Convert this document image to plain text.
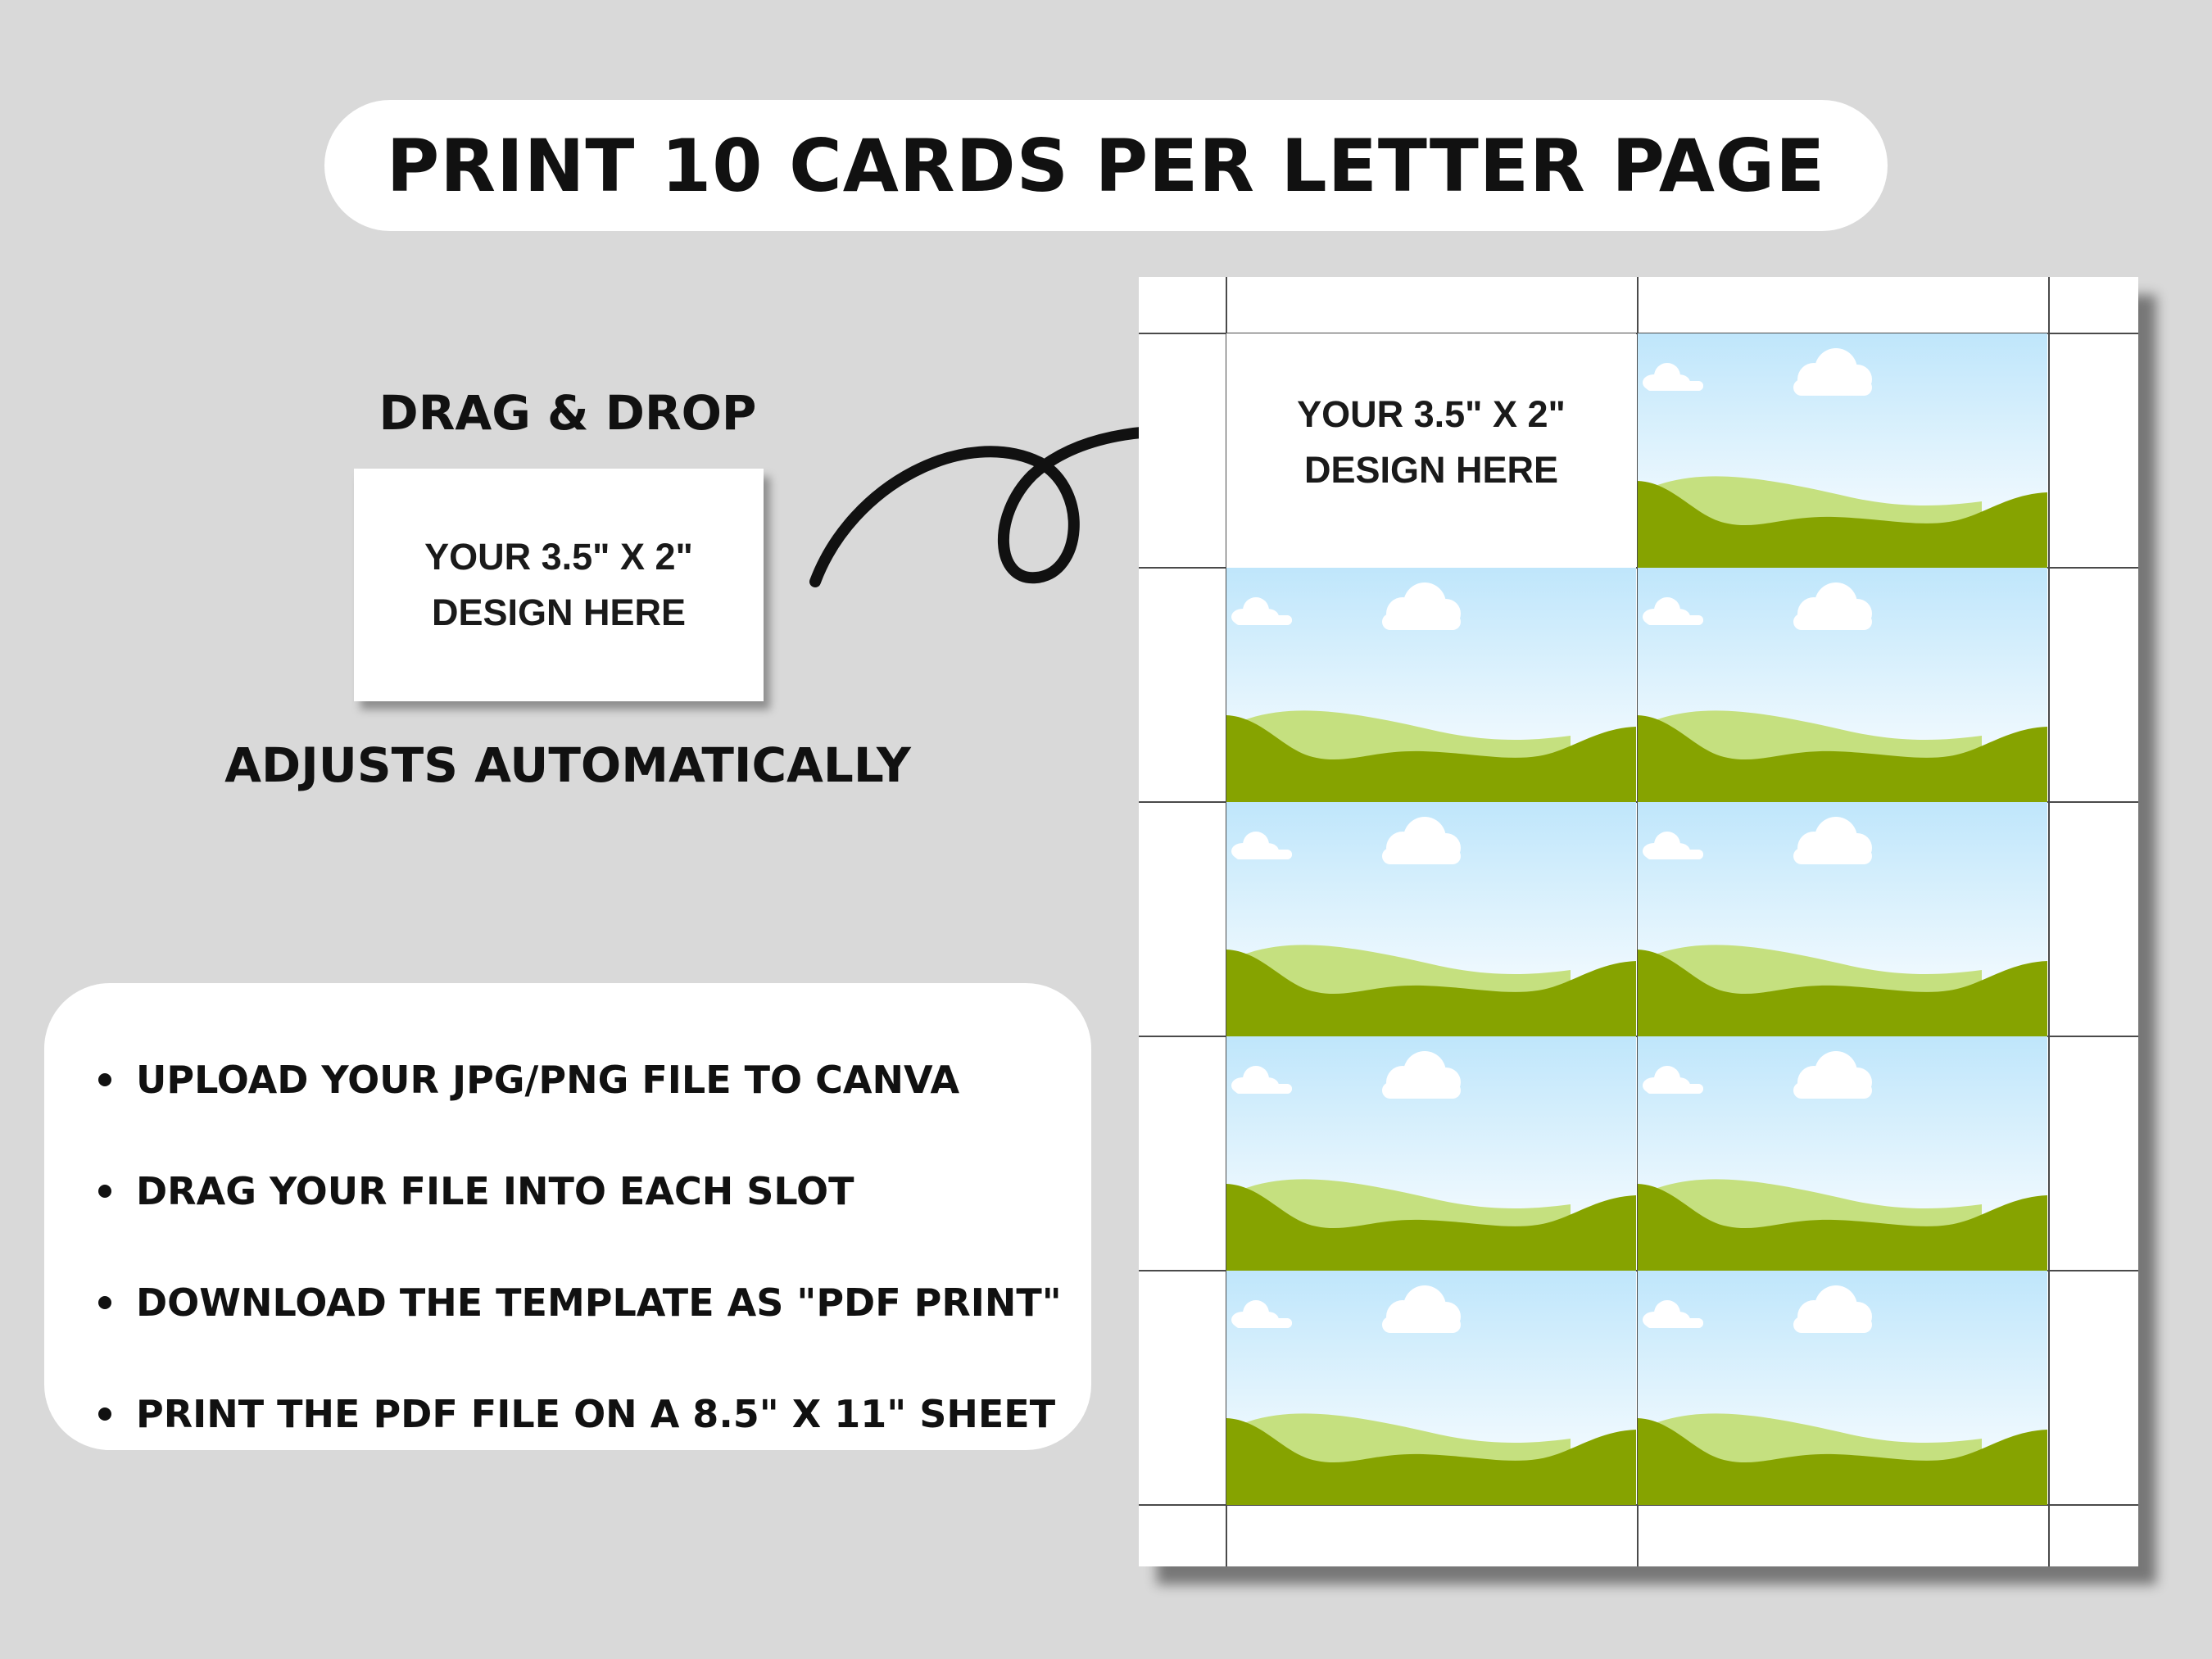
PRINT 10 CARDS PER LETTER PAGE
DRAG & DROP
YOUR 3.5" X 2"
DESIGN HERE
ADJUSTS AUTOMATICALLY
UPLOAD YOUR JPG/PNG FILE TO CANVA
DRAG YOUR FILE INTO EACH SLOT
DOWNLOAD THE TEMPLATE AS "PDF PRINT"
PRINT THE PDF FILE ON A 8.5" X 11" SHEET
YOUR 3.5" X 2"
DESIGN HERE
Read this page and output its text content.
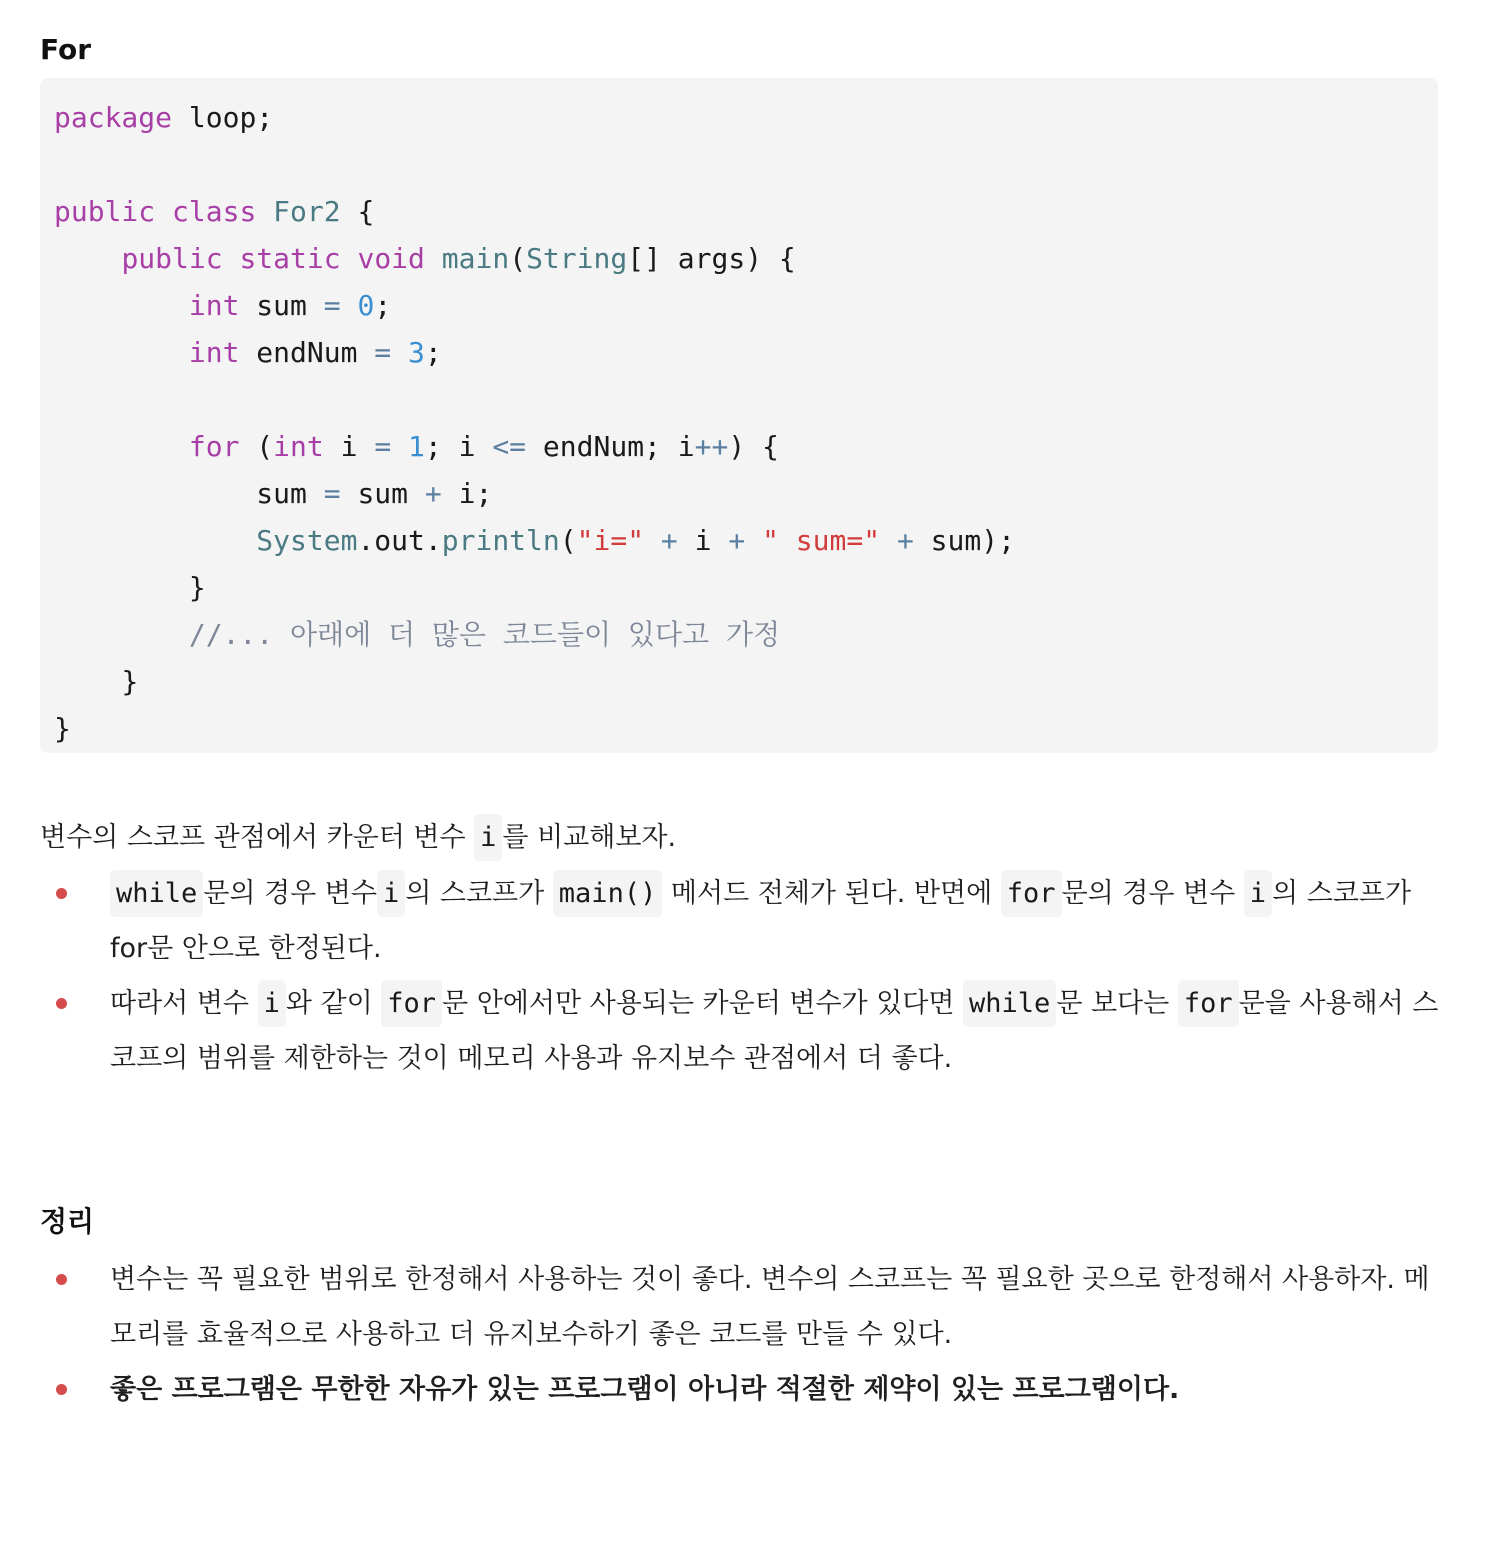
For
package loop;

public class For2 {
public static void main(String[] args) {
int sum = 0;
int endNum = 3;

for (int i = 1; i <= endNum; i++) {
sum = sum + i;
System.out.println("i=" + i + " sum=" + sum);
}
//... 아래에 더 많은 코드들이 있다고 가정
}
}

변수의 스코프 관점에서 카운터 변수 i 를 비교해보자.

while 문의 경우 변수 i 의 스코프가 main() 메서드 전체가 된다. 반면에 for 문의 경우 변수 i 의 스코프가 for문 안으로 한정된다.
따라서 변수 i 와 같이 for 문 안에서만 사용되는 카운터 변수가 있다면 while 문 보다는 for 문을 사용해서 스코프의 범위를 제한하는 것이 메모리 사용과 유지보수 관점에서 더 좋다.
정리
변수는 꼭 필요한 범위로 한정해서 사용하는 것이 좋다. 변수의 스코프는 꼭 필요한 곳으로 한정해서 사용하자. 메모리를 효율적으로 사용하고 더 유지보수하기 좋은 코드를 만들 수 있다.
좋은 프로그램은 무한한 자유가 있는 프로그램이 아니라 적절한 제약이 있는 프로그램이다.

**SET TASK:** Give the entries again word for word, but skip the pictures.

**RESPONSE BELOW:**
Convert this document image to plain text.
PRINT 10 CARDS PER LETTER PAGE
DRAG & DROP
YOUR 3.5" X 2"
DESIGN HERE
ADJUSTS AUTOMATICALLY
UPLOAD YOUR JPG/PNG FILE TO CANVA
DRAG YOUR FILE INTO EACH SLOT
DOWNLOAD THE TEMPLATE AS "PDF PRINT"
PRINT THE PDF FILE ON A 8.5" X 11" SHEET
YOUR 3.5" X 2"
DESIGN HERE
Read this page and output its text content.
For
package loop;

public class For2 {
public static void main(String[] args) {
int sum = 0;
int endNum = 3;

for (int i = 1; i <= endNum; i++) {
sum = sum + i;
System.out.println("i=" + i + " sum=" + sum);
}
//... 아래에 더 많은 코드들이 있다고 가정
}
}

변수의 스코프 관점에서 카운터 변수 i 를 비교해보자.

while 문의 경우 변수 i 의 스코프가 main() 메서드 전체가 된다. 반면에 for 문의 경우 변수 i 의 스코프가 for문 안으로 한정된다.
따라서 변수 i 와 같이 for 문 안에서만 사용되는 카운터 변수가 있다면 while 문 보다는 for 문을 사용해서 스코프의 범위를 제한하는 것이 메모리 사용과 유지보수 관점에서 더 좋다.
정리
변수는 꼭 필요한 범위로 한정해서 사용하는 것이 좋다. 변수의 스코프는 꼭 필요한 곳으로 한정해서 사용하자. 메모리를 효율적으로 사용하고 더 유지보수하기 좋은 코드를 만들 수 있다.
좋은 프로그램은 무한한 자유가 있는 프로그램이 아니라 적절한 제약이 있는 프로그램이다.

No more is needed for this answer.